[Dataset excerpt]
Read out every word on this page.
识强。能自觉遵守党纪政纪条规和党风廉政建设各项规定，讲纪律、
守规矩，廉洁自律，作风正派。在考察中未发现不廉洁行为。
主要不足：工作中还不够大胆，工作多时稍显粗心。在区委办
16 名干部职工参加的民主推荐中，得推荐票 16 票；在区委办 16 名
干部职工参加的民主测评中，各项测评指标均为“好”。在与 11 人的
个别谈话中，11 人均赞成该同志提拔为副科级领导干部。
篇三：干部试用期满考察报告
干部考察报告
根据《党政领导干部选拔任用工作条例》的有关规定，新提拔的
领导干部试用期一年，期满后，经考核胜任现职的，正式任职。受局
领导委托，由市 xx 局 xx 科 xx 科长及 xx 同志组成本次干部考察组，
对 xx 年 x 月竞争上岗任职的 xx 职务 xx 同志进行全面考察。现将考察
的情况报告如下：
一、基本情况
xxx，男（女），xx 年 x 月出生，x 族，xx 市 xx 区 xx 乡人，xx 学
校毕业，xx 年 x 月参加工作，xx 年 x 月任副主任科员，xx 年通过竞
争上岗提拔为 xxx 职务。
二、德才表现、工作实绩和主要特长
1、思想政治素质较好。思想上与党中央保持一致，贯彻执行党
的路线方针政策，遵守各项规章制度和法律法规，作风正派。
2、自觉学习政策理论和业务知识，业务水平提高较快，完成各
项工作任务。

* * *

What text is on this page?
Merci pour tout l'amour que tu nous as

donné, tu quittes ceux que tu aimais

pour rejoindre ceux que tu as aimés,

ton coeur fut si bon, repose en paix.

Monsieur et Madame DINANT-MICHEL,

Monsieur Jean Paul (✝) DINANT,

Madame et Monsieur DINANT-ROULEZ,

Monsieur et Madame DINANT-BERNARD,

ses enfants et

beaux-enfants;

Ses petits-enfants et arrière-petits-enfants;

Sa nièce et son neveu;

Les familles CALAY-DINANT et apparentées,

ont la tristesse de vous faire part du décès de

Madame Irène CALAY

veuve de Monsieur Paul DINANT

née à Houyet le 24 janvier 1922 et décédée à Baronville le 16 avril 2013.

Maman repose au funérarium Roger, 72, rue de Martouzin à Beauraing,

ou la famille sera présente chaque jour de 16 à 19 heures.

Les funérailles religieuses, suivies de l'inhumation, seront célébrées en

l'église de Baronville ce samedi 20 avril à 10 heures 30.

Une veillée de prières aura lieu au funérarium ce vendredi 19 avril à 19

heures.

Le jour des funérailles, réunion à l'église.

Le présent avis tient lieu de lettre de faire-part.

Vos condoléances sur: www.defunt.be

**SET TASK:** From the data above, copy each line that holds "Madame".

**TASK ANSWER:**
Monsieur et Madame DINANT-MICHEL,
Madame et Monsieur DINANT-ROULEZ,
Monsieur et Madame DINANT-BERNARD,
Madame Irène CALAY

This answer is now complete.